===== Supplied data =====

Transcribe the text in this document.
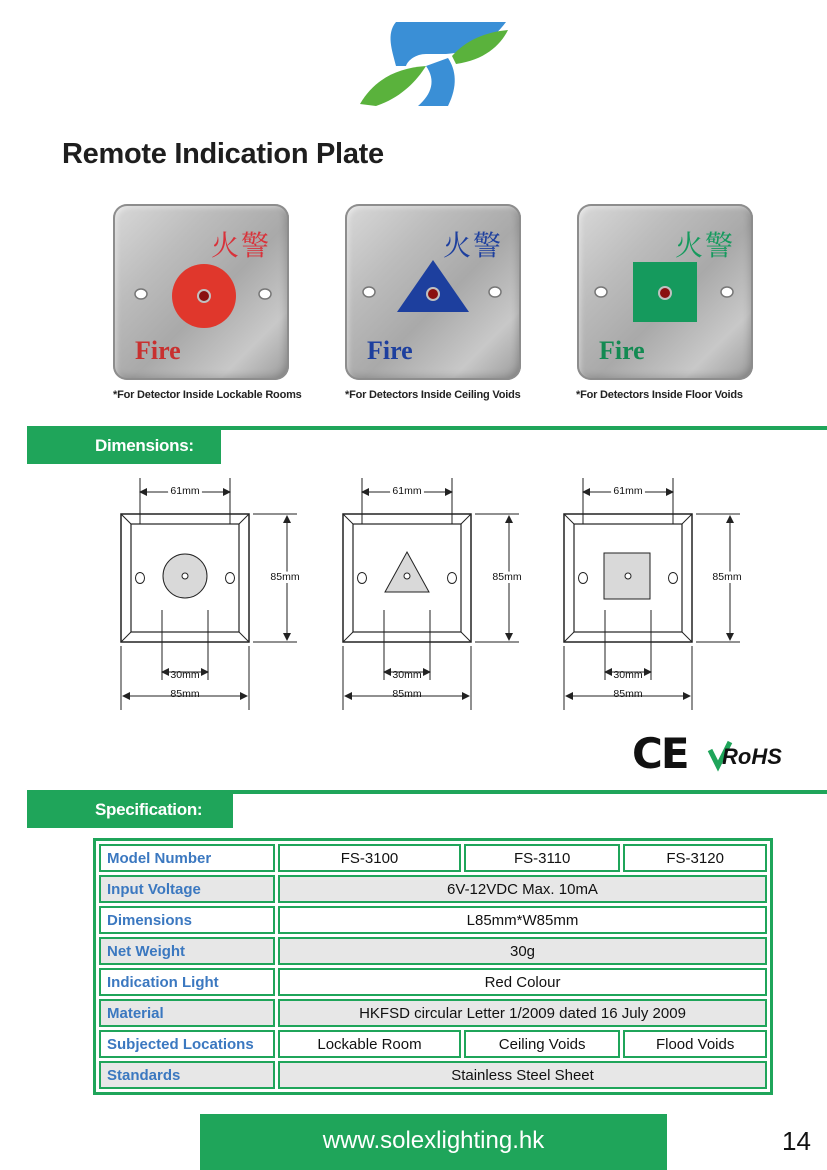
Remote Indication Plate
火警
Fire
火警
Fire
火警
Fire
*For Detector Inside Lockable Rooms	*For Detectors Inside Ceiling Voids	*For Detectors Inside Floor Voids
Dimensions:
61mm
85mm
30mm
85mm
61mm
85mm
30mm
85mm
61mm
85mm
30mm
85mm
CE RoHS
Specification:
Model Number	FS-3100	FS-3110	FS-3120
Input Voltage	6V-12VDC Max. 10mA		
Dimensions	L85mm*W85mm		
Net Weight	30g		
Indication Light	Red Colour		
Material	HKFSD circular Letter 1/2009 dated 16 July 2009		
Subjected Locations	Lockable Room	Ceiling Voids	Flood Voids
Standards	Stainless Steel Sheet		
www.solexlighting.hk	14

=====

Copy out all of the data word for word. Do not carry over any picture.

→ **Correct result**:
Transcribe the text in this document.
Remote Indication Plate
火警
Fire
火警
Fire
火警
Fire
*For Detector Inside Lockable Rooms	*For Detectors Inside Ceiling Voids	*For Detectors Inside Floor Voids
Dimensions:
61mm
85mm
30mm
85mm
61mm
85mm
30mm
85mm
61mm
85mm
30mm
85mm
CE RoHS
Specification:
Model Number	FS-3100	FS-3110	FS-3120
Input Voltage	6V-12VDC Max. 10mA		
Dimensions	L85mm*W85mm		
Net Weight	30g		
Indication Light	Red Colour		
Material	HKFSD circular Letter 1/2009 dated 16 July 2009		
Subjected Locations	Lockable Room	Ceiling Voids	Flood Voids
Standards	Stainless Steel Sheet		
www.solexlighting.hk	14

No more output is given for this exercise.